> [Your instructions] Produce an exact copy of all the records.

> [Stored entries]
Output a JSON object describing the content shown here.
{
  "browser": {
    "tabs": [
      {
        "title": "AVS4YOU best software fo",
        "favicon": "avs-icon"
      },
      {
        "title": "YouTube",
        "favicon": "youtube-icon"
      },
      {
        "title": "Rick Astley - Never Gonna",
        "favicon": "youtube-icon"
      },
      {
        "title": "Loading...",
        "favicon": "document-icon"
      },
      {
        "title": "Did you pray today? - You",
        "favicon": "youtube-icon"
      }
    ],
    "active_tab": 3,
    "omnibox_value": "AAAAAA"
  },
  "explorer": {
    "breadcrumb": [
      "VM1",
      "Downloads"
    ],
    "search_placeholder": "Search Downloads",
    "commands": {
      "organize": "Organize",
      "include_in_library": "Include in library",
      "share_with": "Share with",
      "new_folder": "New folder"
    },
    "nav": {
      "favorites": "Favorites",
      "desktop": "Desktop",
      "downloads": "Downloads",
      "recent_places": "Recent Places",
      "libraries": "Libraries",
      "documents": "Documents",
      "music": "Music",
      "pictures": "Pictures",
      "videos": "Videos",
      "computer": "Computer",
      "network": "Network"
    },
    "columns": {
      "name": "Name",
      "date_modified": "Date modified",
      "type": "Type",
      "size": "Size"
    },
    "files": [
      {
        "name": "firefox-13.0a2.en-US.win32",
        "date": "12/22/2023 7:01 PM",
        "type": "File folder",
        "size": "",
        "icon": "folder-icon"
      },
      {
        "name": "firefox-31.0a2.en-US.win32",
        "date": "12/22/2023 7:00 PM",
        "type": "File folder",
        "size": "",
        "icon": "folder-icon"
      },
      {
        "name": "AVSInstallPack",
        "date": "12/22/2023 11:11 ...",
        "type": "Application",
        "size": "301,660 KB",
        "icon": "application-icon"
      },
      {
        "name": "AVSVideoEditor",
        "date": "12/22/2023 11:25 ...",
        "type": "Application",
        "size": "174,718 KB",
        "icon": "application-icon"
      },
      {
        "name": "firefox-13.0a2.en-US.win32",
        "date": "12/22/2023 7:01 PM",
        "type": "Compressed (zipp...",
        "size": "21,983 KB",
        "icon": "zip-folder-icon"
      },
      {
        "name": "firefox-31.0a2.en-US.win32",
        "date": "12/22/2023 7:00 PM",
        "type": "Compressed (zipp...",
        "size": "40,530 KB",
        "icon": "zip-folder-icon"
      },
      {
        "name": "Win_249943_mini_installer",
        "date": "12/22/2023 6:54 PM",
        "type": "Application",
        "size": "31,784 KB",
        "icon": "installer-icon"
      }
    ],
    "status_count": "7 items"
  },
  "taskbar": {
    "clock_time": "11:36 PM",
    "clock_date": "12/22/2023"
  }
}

> [Response for this exercise]
Output a JSON object describing the content shown here.
{
  "browser": {
    "tabs": [
      {
        "title": "AVS4YOU best software fo",
        "favicon": "avs-icon"
      },
      {
        "title": "YouTube",
        "favicon": "youtube-icon"
      },
      {
        "title": "Rick Astley - Never Gonna",
        "favicon": "youtube-icon"
      },
      {
        "title": "Loading...",
        "favicon": "document-icon"
      },
      {
        "title": "Did you pray today? - You",
        "favicon": "youtube-icon"
      }
    ],
    "active_tab": 3,
    "omnibox_value": "AAAAAA"
  },
  "explorer": {
    "breadcrumb": [
      "VM1",
      "Downloads"
    ],
    "search_placeholder": "Search Downloads",
    "commands": {
      "organize": "Organize",
      "include_in_library": "Include in library",
      "share_with": "Share with",
      "new_folder": "New folder"
    },
    "nav": {
      "favorites": "Favorites",
      "desktop": "Desktop",
      "downloads": "Downloads",
      "recent_places": "Recent Places",
      "libraries": "Libraries",
      "documents": "Documents",
      "music": "Music",
      "pictures": "Pictures",
      "videos": "Videos",
      "computer": "Computer",
      "network": "Network"
    },
    "columns": {
      "name": "Name",
      "date_modified": "Date modified",
      "type": "Type",
      "size": "Size"
    },
    "files": [
      {
        "name": "firefox-13.0a2.en-US.win32",
        "date": "12/22/2023 7:01 PM",
        "type": "File folder",
        "size": "",
        "icon": "folder-icon"
      },
      {
        "name": "firefox-31.0a2.en-US.win32",
        "date": "12/22/2023 7:00 PM",
        "type": "File folder",
        "size": "",
        "icon": "folder-icon"
      },
      {
        "name": "AVSInstallPack",
        "date": "12/22/2023 11:11 ...",
        "type": "Application",
        "size": "301,660 KB",
        "icon": "application-icon"
      },
      {
        "name": "AVSVideoEditor",
        "date": "12/22/2023 11:25 ...",
        "type": "Application",
        "size": "174,718 KB",
        "icon": "application-icon"
      },
      {
        "name": "firefox-13.0a2.en-US.win32",
        "date": "12/22/2023 7:01 PM",
        "type": "Compressed (zipp...",
        "size": "21,983 KB",
        "icon": "zip-folder-icon"
      },
      {
        "name": "firefox-31.0a2.en-US.win32",
        "date": "12/22/2023 7:00 PM",
        "type": "Compressed (zipp...",
        "size": "40,530 KB",
        "icon": "zip-folder-icon"
      },
      {
        "name": "Win_249943_mini_installer",
        "date": "12/22/2023 6:54 PM",
        "type": "Application",
        "size": "31,784 KB",
        "icon": "installer-icon"
      }
    ],
    "status_count": "7 items"
  },
  "taskbar": {
    "clock_time": "11:36 PM",
    "clock_date": "12/22/2023"
  }
}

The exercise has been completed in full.